What is needed >> Copy the entries below exactly. Images do not belong in the copy.
++++
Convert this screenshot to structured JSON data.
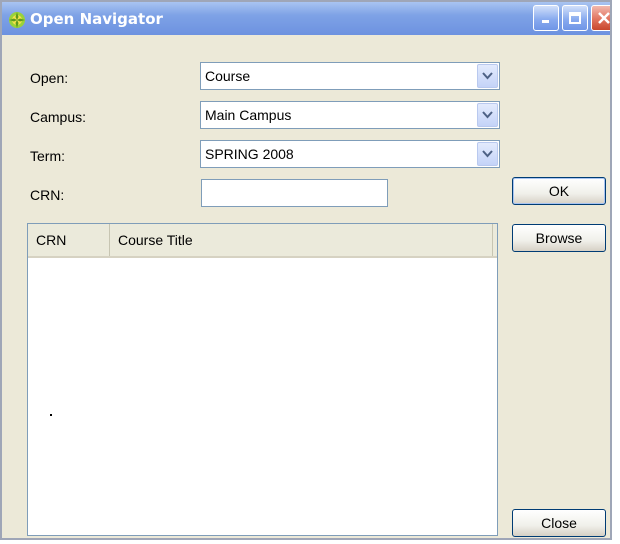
{
  "window": {
    "title": "Open Navigator",
    "title_bar_color": "#7ea2e6",
    "controls": [
      "minimize-icon",
      "maximize-icon",
      "close-icon"
    ]
  },
  "form": {
    "open_label": "Open:",
    "open_value": "Course",
    "campus_label": "Campus:",
    "campus_value": "Main Campus",
    "term_label": "Term:",
    "term_value": "SPRING 2008",
    "crn_label": "CRN:",
    "crn_value": ""
  },
  "buttons": {
    "ok_label": "OK",
    "browse_label": "Browse",
    "close_label": "Close"
  },
  "results": {
    "columns": [
      "CRN",
      "Course Title"
    ],
    "rows": []
  }
}
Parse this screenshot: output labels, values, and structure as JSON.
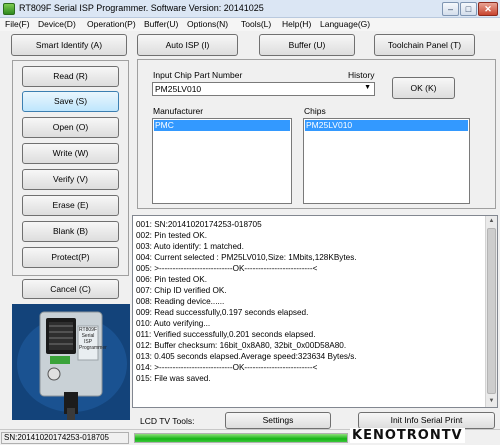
{
  "window": {
    "title": "RT809F Serial ISP Programmer. Software Version: 20141025",
    "minimize": "–",
    "maximize": "□",
    "close": "✕"
  },
  "menu": [
    "File(F)",
    "Device(D)",
    "Operation(P)",
    "Buffer(U)",
    "Options(N)",
    "Tools(L)",
    "Help(H)",
    "Language(G)"
  ],
  "toolbar": {
    "smart_identify": "Smart Identify (A)",
    "auto_isp": "Auto ISP (I)",
    "buffer": "Buffer (U)",
    "toolchain": "Toolchain Panel (T)"
  },
  "side_buttons": [
    "Read (R)",
    "Save (S)",
    "Open (O)",
    "Write  (W)",
    "Verify (V)",
    "Erase (E)",
    "Blank (B)",
    "Protect(P)"
  ],
  "active_side_button": 1,
  "cancel": "Cancel (C)",
  "chip": {
    "input_label": "Input Chip Part Number",
    "history_label": "History",
    "value": "PM25LV010",
    "ok": "OK (K)",
    "manufacturer_label": "Manufacturer",
    "manufacturer_selected": "PMC",
    "chips_label": "Chips",
    "chips_selected": "PM25LV010"
  },
  "log": [
    "001:  SN:20141020174253-018705",
    "002:  Pin tested OK.",
    "003:  Auto identify: 1 matched.",
    "004:  Current selected : PM25LV010,Size: 1Mbits,128KBytes.",
    "005:  >---------------------------OK-------------------------<",
    "006:  Pin tested OK.",
    "007:  Chip ID verified OK.",
    "008:  Reading device......",
    "009:  Read successfully,0.197 seconds elapsed.",
    "010:  Auto verifying...",
    "011:  Verified successfully,0.201 seconds elapsed.",
    "012:  Buffer checksum: 16bit_0x8A80, 32bit_0x00D58A80.",
    "013:  0.405 seconds elapsed.Average speed:323634 Bytes/s.",
    "014:  >---------------------------OK-------------------------<",
    "015:  File was saved."
  ],
  "bottom": {
    "lcd_label": "LCD TV Tools:",
    "settings": "Settings",
    "init": "Init Info Serial Print"
  },
  "status": {
    "sn": "SN:20141020174253-018705",
    "progress": 1.0
  },
  "watermark": "KENOTRONTV",
  "device": {
    "label": "RT809F Serial ISP Programmer"
  },
  "colors": {
    "selection": "#3399ff",
    "progress": "#16b416"
  }
}
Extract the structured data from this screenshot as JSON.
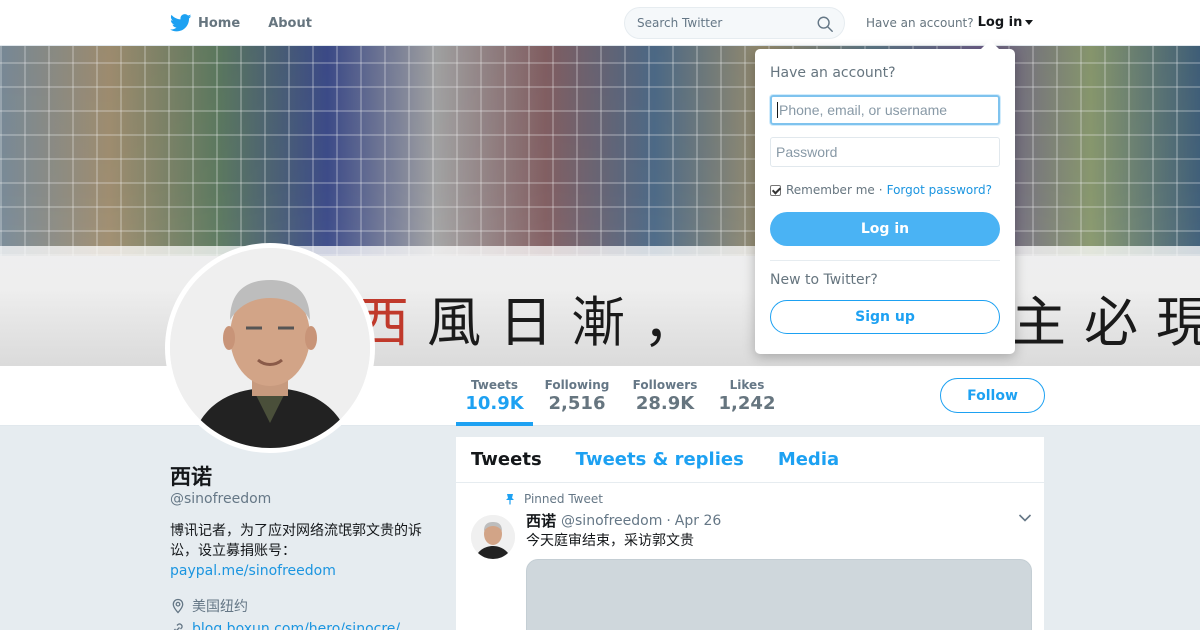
{
  "nav": {
    "home_label": "Home",
    "about_label": "About",
    "search_placeholder": "Search Twitter",
    "have_account": "Have an account?",
    "login_label": "Log in"
  },
  "banner": {
    "calligraphy_left": "西風日漸，",
    "calligraphy_left_red": "西",
    "calligraphy_left_rest": "風日漸，",
    "calligraphy_right": "主必現"
  },
  "stats": [
    {
      "label": "Tweets",
      "value": "10.9K"
    },
    {
      "label": "Following",
      "value": "2,516"
    },
    {
      "label": "Followers",
      "value": "28.9K"
    },
    {
      "label": "Likes",
      "value": "1,242"
    }
  ],
  "follow_label": "Follow",
  "profile": {
    "name": "西诺",
    "handle": "@sinofreedom",
    "bio": "博讯记者，为了应对网络流氓郭文贵的诉讼，设立募捐账号：",
    "bio_link": "paypal.me/sinofreedom",
    "location": "美国纽约",
    "url": "blog.boxun.com/hero/sinocre/"
  },
  "timeline": {
    "tabs": [
      "Tweets",
      "Tweets & replies",
      "Media"
    ],
    "pinned_label": "Pinned Tweet",
    "tweet": {
      "name": "西诺",
      "handle": "@sinofreedom",
      "date": "Apr 26",
      "text": "今天庭审结束，采访郭文贵"
    }
  },
  "login_popup": {
    "title": "Have an account?",
    "username_placeholder": "Phone, email, or username",
    "password_placeholder": "Password",
    "remember": "Remember me",
    "separator": "·",
    "forgot": "Forgot password?",
    "login_button": "Log in",
    "new_to": "New to Twitter?",
    "signup_button": "Sign up"
  },
  "colors": {
    "brand_blue": "#1da1f2",
    "link_blue": "#1b95e0",
    "background": "#e6ecf0"
  }
}
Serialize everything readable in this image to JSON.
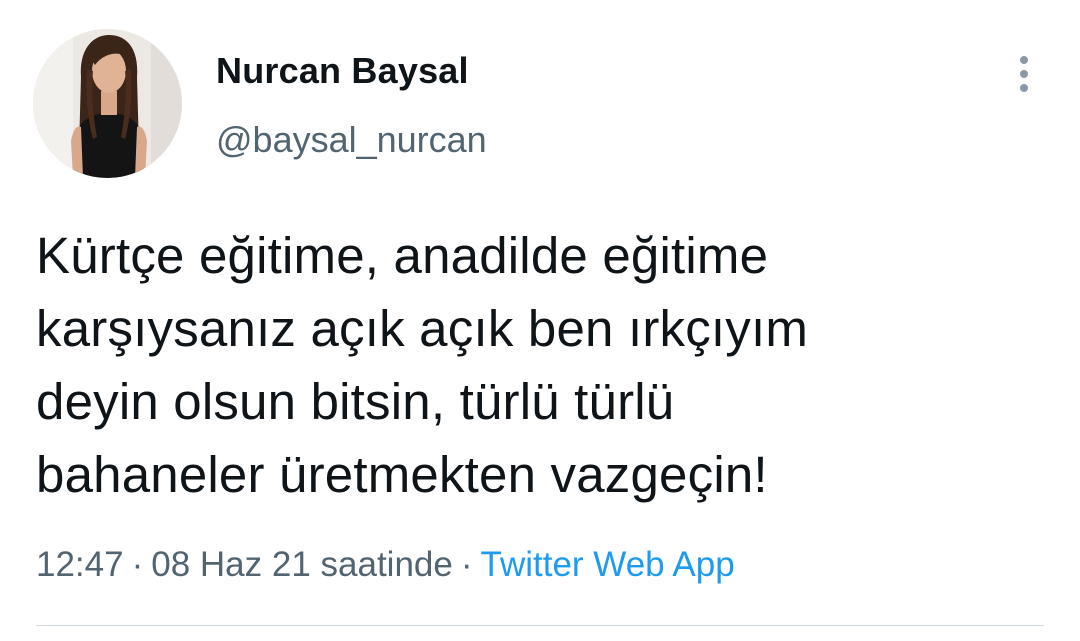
{
  "author": {
    "display_name": "Nurcan Baysal",
    "handle": "@baysal_nurcan",
    "avatar_icon": "profile-photo"
  },
  "tweet": {
    "text_lines": [
      "Kürtçe eğitime, anadilde eğitime",
      "karşıysanız açık açık ben ırkçıyım",
      "deyin olsun bitsin, türlü türlü",
      "bahaneler üretmekten vazgeçin!"
    ],
    "time": "12:47",
    "separator": "·",
    "date": "08 Haz 21 saatinde",
    "source": "Twitter Web App"
  },
  "menu": {
    "icon": "more-vertical-icon"
  },
  "colors": {
    "text": "#0f1419",
    "secondary": "#536471",
    "link": "#1d9bf0",
    "divider": "#cfd9de"
  }
}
++++
Finished task >>
Convert this screenshot to structured JSON data.
{
  "window": {
    "title": "Open Navigator",
    "title_bar_color": "#7ea2e6",
    "controls": [
      "minimize-icon",
      "maximize-icon",
      "close-icon"
    ]
  },
  "form": {
    "open_label": "Open:",
    "open_value": "Course",
    "campus_label": "Campus:",
    "campus_value": "Main Campus",
    "term_label": "Term:",
    "term_value": "SPRING 2008",
    "crn_label": "CRN:",
    "crn_value": ""
  },
  "buttons": {
    "ok_label": "OK",
    "browse_label": "Browse",
    "close_label": "Close"
  },
  "results": {
    "columns": [
      "CRN",
      "Course Title"
    ],
    "rows": []
  }
}
Parse this screenshot: output labels, values, and structure as JSON.
{
  "window": {
    "title": "RT809F Serial ISP Programmer. Software Version: 20141025",
    "minimize": "–",
    "maximize": "□",
    "close": "✕"
  },
  "menu": [
    "File(F)",
    "Device(D)",
    "Operation(P)",
    "Buffer(U)",
    "Options(N)",
    "Tools(L)",
    "Help(H)",
    "Language(G)"
  ],
  "toolbar": {
    "smart_identify": "Smart Identify (A)",
    "auto_isp": "Auto ISP (I)",
    "buffer": "Buffer (U)",
    "toolchain": "Toolchain Panel (T)"
  },
  "side_buttons": [
    "Read (R)",
    "Save (S)",
    "Open (O)",
    "Write  (W)",
    "Verify (V)",
    "Erase (E)",
    "Blank (B)",
    "Protect(P)"
  ],
  "active_side_button": 1,
  "cancel": "Cancel (C)",
  "chip": {
    "input_label": "Input Chip Part Number",
    "history_label": "History",
    "value": "PM25LV010",
    "ok": "OK (K)",
    "manufacturer_label": "Manufacturer",
    "manufacturer_selected": "PMC",
    "chips_label": "Chips",
    "chips_selected": "PM25LV010"
  },
  "log": [
    "001:  SN:20141020174253-018705",
    "002:  Pin tested OK.",
    "003:  Auto identify: 1 matched.",
    "004:  Current selected : PM25LV010,Size: 1Mbits,128KBytes.",
    "005:  >---------------------------OK-------------------------<",
    "006:  Pin tested OK.",
    "007:  Chip ID verified OK.",
    "008:  Reading device......",
    "009:  Read successfully,0.197 seconds elapsed.",
    "010:  Auto verifying...",
    "011:  Verified successfully,0.201 seconds elapsed.",
    "012:  Buffer checksum: 16bit_0x8A80, 32bit_0x00D58A80.",
    "013:  0.405 seconds elapsed.Average speed:323634 Bytes/s.",
    "014:  >---------------------------OK-------------------------<",
    "015:  File was saved."
  ],
  "bottom": {
    "lcd_label": "LCD TV Tools:",
    "settings": "Settings",
    "init": "Init Info Serial Print"
  },
  "status": {
    "sn": "SN:20141020174253-018705",
    "progress": 1.0
  },
  "watermark": "KENOTRONTV",
  "device": {
    "label": "RT809F Serial ISP Programmer"
  },
  "colors": {
    "selection": "#3399ff",
    "progress": "#16b416"
  }
}
Extract the structured data from this screenshot as JSON.
{
  "nav": {
    "home_label": "Home",
    "about_label": "About",
    "search_placeholder": "Search Twitter",
    "have_account": "Have an account?",
    "login_label": "Log in"
  },
  "banner": {
    "calligraphy_left": "西風日漸，",
    "calligraphy_left_red": "西",
    "calligraphy_left_rest": "風日漸，",
    "calligraphy_right": "主必現"
  },
  "stats": [
    {
      "label": "Tweets",
      "value": "10.9K"
    },
    {
      "label": "Following",
      "value": "2,516"
    },
    {
      "label": "Followers",
      "value": "28.9K"
    },
    {
      "label": "Likes",
      "value": "1,242"
    }
  ],
  "follow_label": "Follow",
  "profile": {
    "name": "西诺",
    "handle": "@sinofreedom",
    "bio": "博讯记者，为了应对网络流氓郭文贵的诉讼，设立募捐账号：",
    "bio_link": "paypal.me/sinofreedom",
    "location": "美国纽约",
    "url": "blog.boxun.com/hero/sinocre/"
  },
  "timeline": {
    "tabs": [
      "Tweets",
      "Tweets & replies",
      "Media"
    ],
    "pinned_label": "Pinned Tweet",
    "tweet": {
      "name": "西诺",
      "handle": "@sinofreedom",
      "date": "Apr 26",
      "text": "今天庭审结束，采访郭文贵"
    }
  },
  "login_popup": {
    "title": "Have an account?",
    "username_placeholder": "Phone, email, or username",
    "password_placeholder": "Password",
    "remember": "Remember me",
    "separator": "·",
    "forgot": "Forgot password?",
    "login_button": "Log in",
    "new_to": "New to Twitter?",
    "signup_button": "Sign up"
  },
  "colors": {
    "brand_blue": "#1da1f2",
    "link_blue": "#1b95e0",
    "background": "#e6ecf0"
  }
}
Serialize everything readable in this image to JSON.
{
  "author": {
    "display_name": "Nurcan Baysal",
    "handle": "@baysal_nurcan",
    "avatar_icon": "profile-photo"
  },
  "tweet": {
    "text_lines": [
      "Kürtçe eğitime, anadilde eğitime",
      "karşıysanız açık açık ben ırkçıyım",
      "deyin olsun bitsin, türlü türlü",
      "bahaneler üretmekten vazgeçin!"
    ],
    "time": "12:47",
    "separator": "·",
    "date": "08 Haz 21 saatinde",
    "source": "Twitter Web App"
  },
  "menu": {
    "icon": "more-vertical-icon"
  },
  "colors": {
    "text": "#0f1419",
    "secondary": "#536471",
    "link": "#1d9bf0",
    "divider": "#cfd9de"
  }
}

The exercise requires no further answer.